= WRITTEN EXERCISE =
Go through the lines below and copy each one that holds the string "JSON".

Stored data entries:

***

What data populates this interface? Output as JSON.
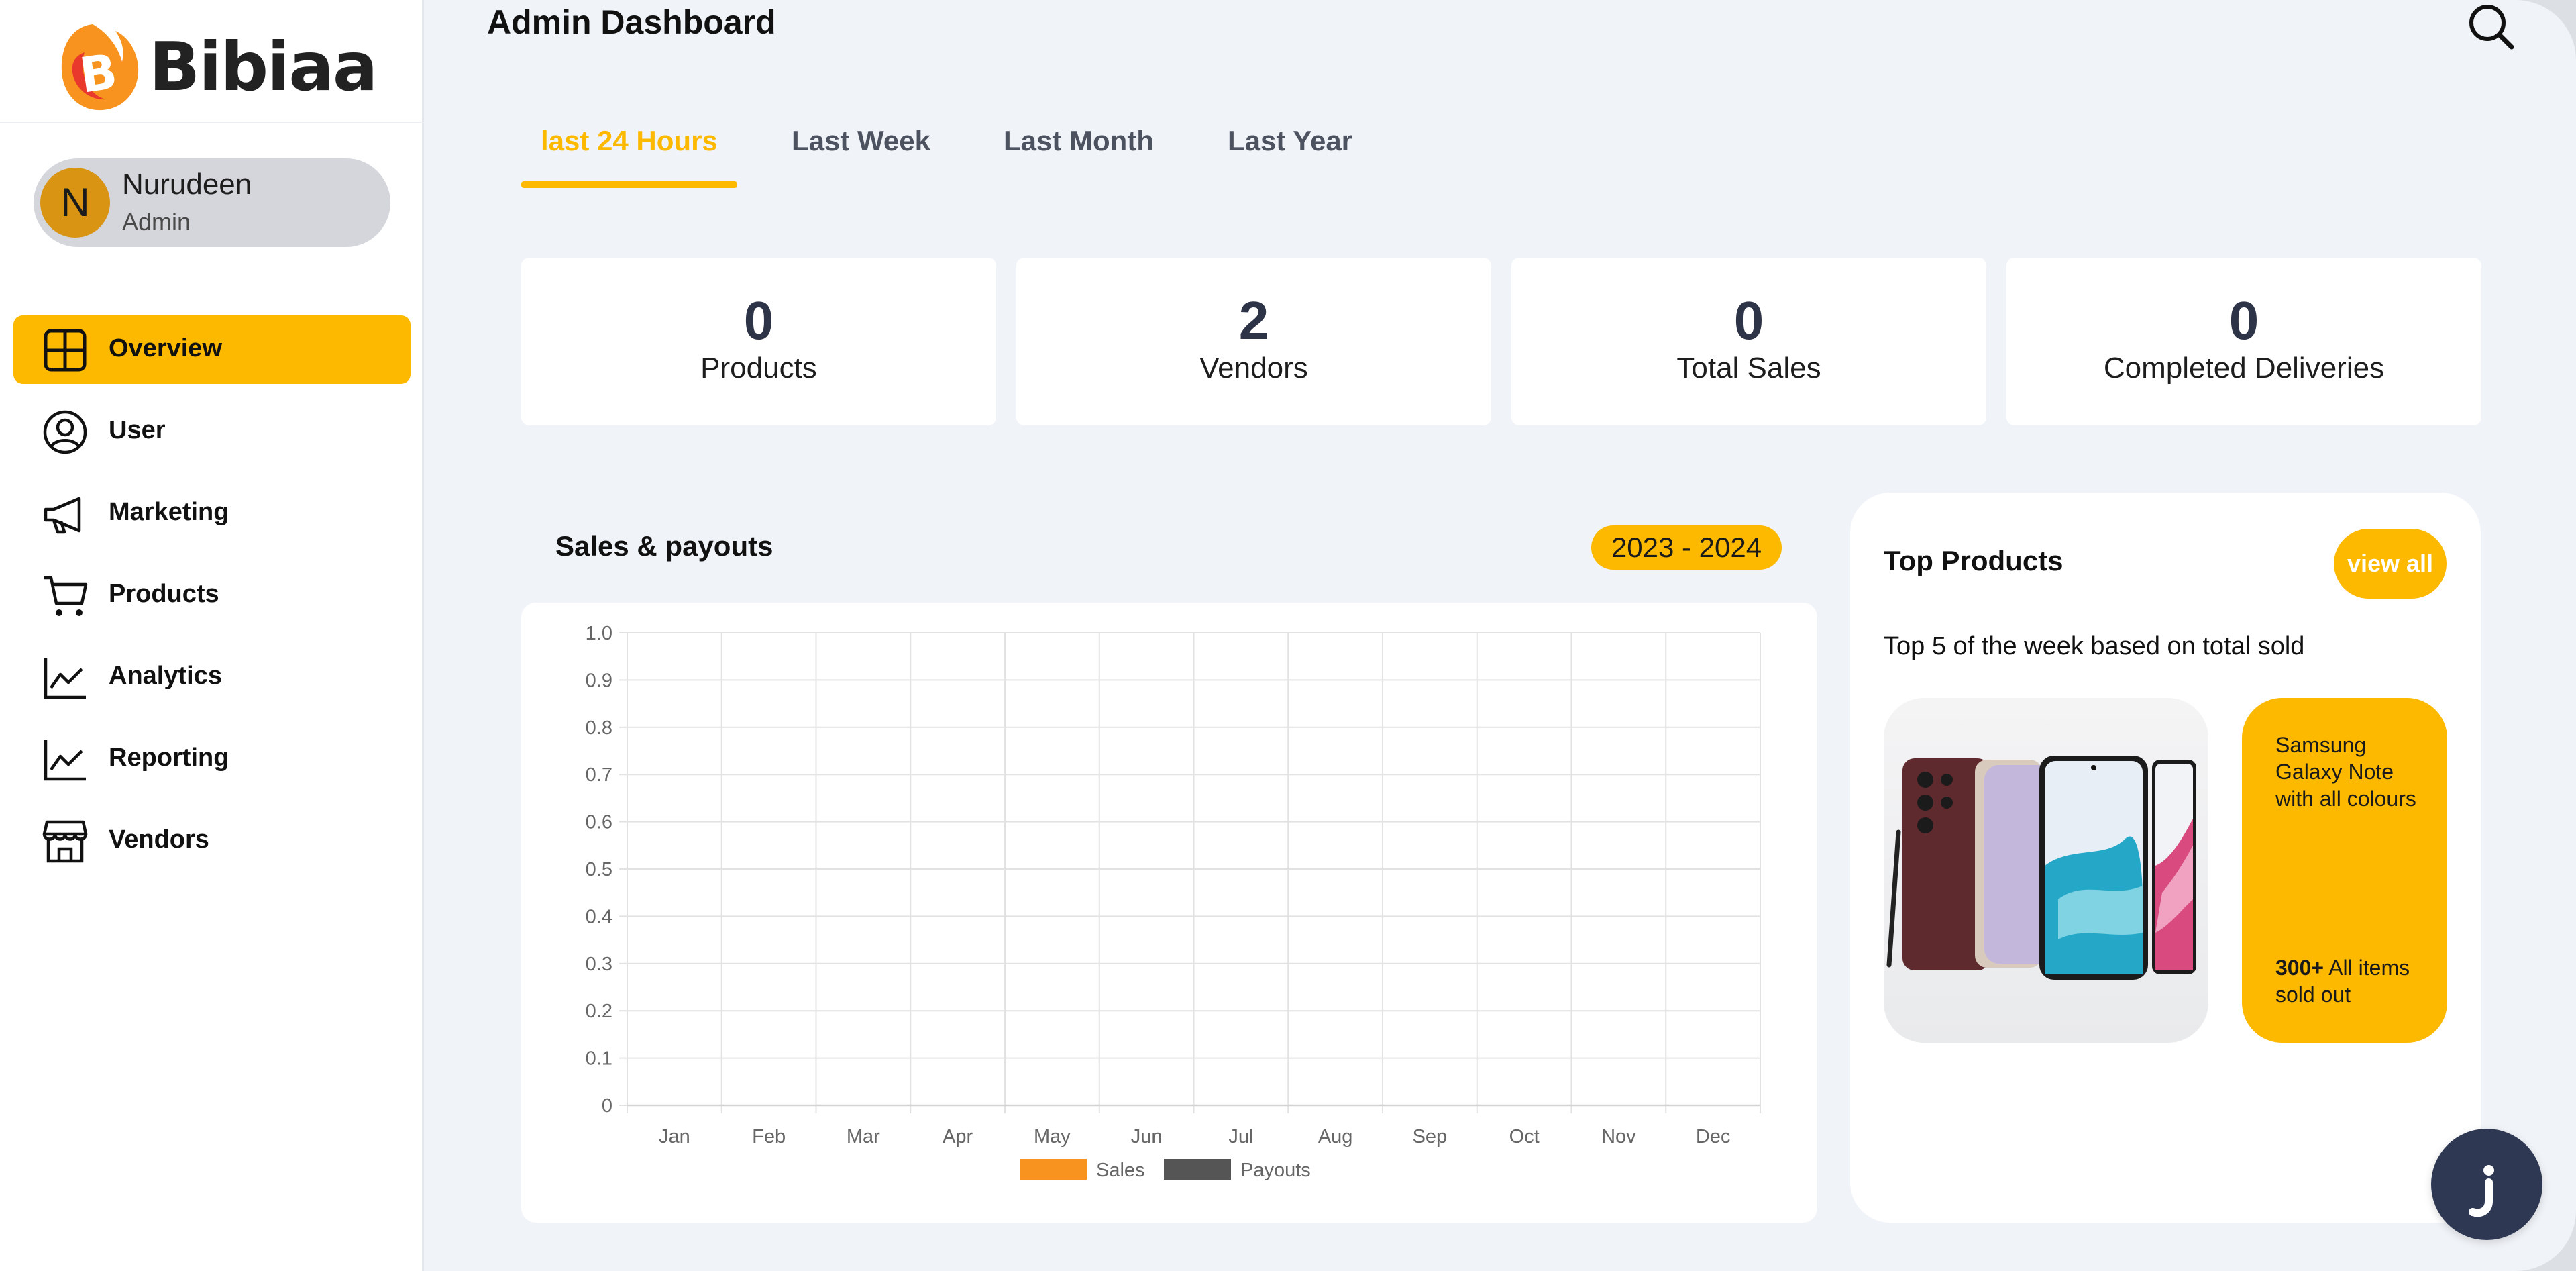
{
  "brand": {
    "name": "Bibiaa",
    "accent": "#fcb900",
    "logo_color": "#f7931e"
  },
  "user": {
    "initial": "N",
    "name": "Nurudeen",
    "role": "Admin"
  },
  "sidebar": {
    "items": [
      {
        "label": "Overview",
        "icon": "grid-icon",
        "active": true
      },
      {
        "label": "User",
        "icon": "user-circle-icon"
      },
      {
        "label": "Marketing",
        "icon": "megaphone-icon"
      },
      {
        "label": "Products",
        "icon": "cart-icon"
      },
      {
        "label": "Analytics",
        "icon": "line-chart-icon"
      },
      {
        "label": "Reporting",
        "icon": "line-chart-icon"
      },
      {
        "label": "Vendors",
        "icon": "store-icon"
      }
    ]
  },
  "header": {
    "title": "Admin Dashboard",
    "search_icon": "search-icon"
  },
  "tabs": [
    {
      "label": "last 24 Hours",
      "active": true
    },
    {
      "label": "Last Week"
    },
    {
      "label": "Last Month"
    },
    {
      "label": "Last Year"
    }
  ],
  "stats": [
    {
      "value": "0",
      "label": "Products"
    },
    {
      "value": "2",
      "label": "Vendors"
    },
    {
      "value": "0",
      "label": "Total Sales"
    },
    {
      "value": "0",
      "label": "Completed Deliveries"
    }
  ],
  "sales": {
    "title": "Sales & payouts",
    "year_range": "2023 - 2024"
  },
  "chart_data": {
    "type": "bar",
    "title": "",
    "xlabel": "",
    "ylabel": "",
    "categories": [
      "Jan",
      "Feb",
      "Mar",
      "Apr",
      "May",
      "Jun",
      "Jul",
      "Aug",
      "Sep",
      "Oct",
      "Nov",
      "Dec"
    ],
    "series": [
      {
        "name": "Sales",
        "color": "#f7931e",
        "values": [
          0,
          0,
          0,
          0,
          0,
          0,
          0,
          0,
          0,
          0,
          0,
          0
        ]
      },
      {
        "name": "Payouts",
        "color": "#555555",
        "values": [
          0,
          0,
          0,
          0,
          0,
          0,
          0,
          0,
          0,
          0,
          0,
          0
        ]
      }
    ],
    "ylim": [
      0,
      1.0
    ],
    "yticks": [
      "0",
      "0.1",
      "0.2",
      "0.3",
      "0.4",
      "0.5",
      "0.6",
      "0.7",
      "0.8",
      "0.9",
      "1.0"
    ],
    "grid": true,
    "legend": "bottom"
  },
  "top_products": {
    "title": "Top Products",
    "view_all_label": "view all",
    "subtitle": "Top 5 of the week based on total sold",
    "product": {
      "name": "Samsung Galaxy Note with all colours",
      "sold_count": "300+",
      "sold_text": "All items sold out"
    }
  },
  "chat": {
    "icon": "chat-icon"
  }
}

***

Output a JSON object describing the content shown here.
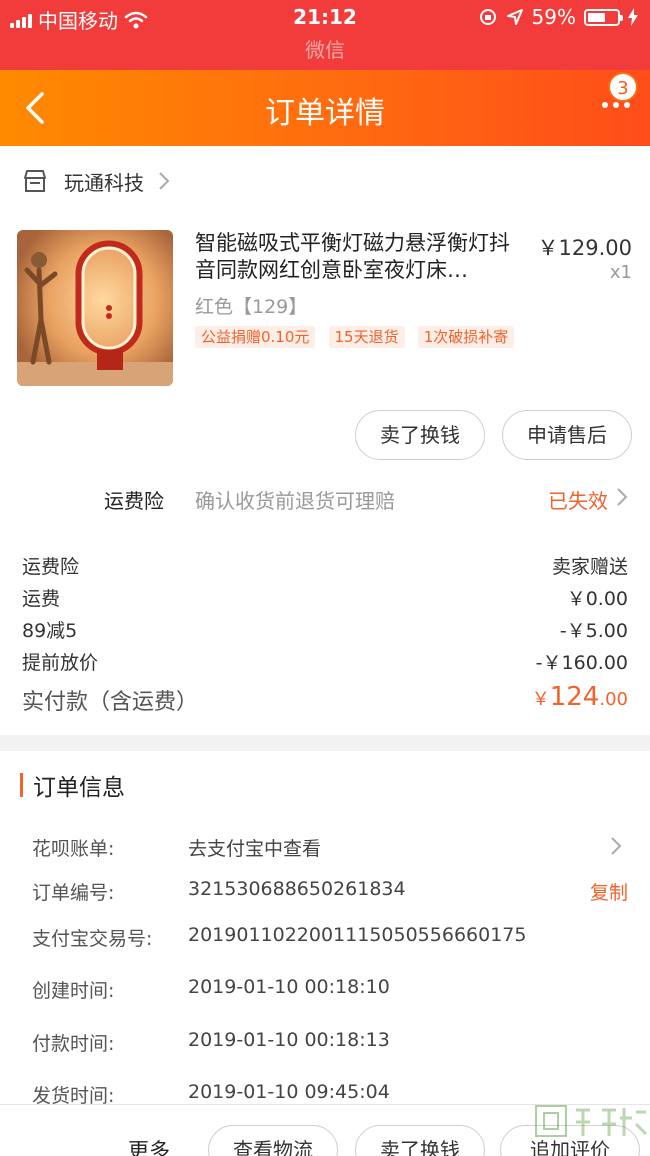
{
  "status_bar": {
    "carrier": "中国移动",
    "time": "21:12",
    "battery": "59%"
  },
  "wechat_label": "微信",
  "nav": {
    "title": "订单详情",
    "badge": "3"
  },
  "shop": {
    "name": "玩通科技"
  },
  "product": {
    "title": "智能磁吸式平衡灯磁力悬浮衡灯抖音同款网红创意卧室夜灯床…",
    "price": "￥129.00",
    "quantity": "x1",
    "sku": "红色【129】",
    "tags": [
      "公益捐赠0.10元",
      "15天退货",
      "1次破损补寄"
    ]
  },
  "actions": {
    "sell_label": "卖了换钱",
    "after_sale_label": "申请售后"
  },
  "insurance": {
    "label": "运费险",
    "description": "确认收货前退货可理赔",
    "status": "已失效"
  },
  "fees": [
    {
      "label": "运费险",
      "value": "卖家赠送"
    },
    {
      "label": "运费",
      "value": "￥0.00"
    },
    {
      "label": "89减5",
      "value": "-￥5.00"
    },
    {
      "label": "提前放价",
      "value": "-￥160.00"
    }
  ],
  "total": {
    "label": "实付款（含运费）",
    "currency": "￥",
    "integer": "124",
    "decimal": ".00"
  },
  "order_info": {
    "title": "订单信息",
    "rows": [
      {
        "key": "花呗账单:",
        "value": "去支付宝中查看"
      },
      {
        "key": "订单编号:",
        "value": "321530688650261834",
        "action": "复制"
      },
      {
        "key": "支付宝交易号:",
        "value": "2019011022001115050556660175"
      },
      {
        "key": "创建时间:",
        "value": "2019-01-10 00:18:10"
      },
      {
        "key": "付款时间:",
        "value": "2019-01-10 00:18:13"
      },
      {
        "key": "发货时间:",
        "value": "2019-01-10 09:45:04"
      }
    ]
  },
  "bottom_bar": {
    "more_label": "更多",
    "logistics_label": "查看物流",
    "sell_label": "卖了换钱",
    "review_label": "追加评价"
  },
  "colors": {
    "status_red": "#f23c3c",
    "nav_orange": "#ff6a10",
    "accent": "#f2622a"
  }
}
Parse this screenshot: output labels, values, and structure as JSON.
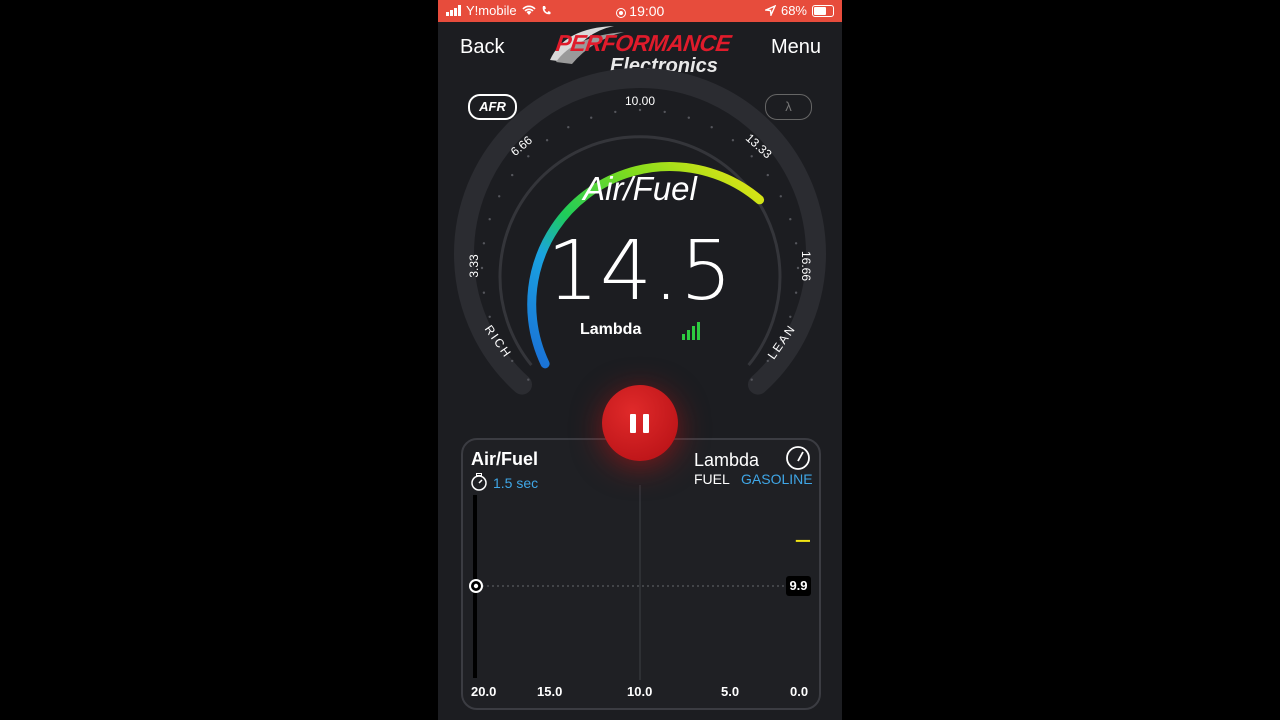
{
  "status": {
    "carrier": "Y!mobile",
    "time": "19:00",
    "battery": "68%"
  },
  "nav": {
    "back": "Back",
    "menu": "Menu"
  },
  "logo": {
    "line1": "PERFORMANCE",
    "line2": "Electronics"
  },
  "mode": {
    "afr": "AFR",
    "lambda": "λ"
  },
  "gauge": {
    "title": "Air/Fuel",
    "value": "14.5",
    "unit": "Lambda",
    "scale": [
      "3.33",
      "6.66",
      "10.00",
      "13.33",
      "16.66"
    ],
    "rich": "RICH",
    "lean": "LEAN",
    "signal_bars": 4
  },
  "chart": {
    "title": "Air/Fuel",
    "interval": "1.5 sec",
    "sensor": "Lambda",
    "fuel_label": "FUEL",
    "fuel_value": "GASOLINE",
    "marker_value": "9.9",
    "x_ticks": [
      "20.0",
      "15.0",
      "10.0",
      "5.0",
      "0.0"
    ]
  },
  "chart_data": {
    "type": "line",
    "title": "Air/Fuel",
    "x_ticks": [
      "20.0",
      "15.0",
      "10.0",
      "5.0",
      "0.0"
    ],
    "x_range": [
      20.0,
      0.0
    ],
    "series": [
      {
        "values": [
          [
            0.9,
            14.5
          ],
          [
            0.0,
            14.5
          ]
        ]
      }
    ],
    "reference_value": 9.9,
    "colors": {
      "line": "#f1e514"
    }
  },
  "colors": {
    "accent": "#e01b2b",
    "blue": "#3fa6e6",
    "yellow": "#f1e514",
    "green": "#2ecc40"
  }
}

***

= WRITTEN RESPONSE =
What data populates this interface? Output as JSON.
Output a JSON object describing the content shown here.
Parse this screenshot: output labels, values, and structure as JSON.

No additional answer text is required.